The request: In the records that follow, show each line where the word "Commerce" is present.

--- START OF Material for the task ---

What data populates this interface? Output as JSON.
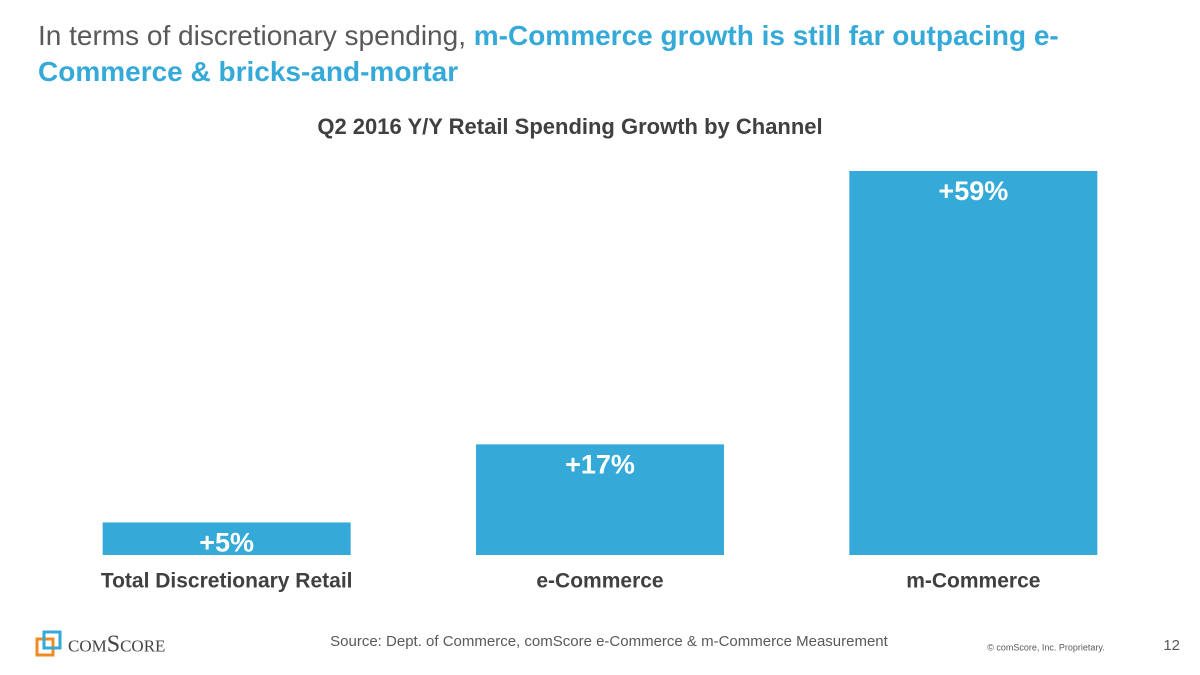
{
  "headline": {
    "lead": "In terms of discretionary spending,",
    "highlight": "m-Commerce growth is still far outpacing e-Commerce & bricks-and-mortar"
  },
  "chart_data": {
    "type": "bar",
    "title": "Q2 2016 Y/Y Retail Spending Growth by Channel",
    "categories": [
      "Total Discretionary Retail",
      "e-Commerce",
      "m-Commerce"
    ],
    "values": [
      5,
      17,
      59
    ],
    "value_labels": [
      "+5%",
      "+17%",
      "+59%"
    ],
    "color": "#35aad8"
  },
  "footer": {
    "logo": "comScore",
    "source": "Source: Dept. of Commerce, comScore e-Commerce & m-Commerce Measurement",
    "copyright": "© comScore, Inc. Proprietary.",
    "page": "12"
  }
}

--- END OF Material for the task ---

Written response:
    "highlight": "m-Commerce growth is still far outpacing e-Commerce & bricks-and-mortar"
      "e-Commerce",
      "m-Commerce"
    "source": "Source: Dept. of Commerce, comScore e-Commerce & m-Commerce Measurement",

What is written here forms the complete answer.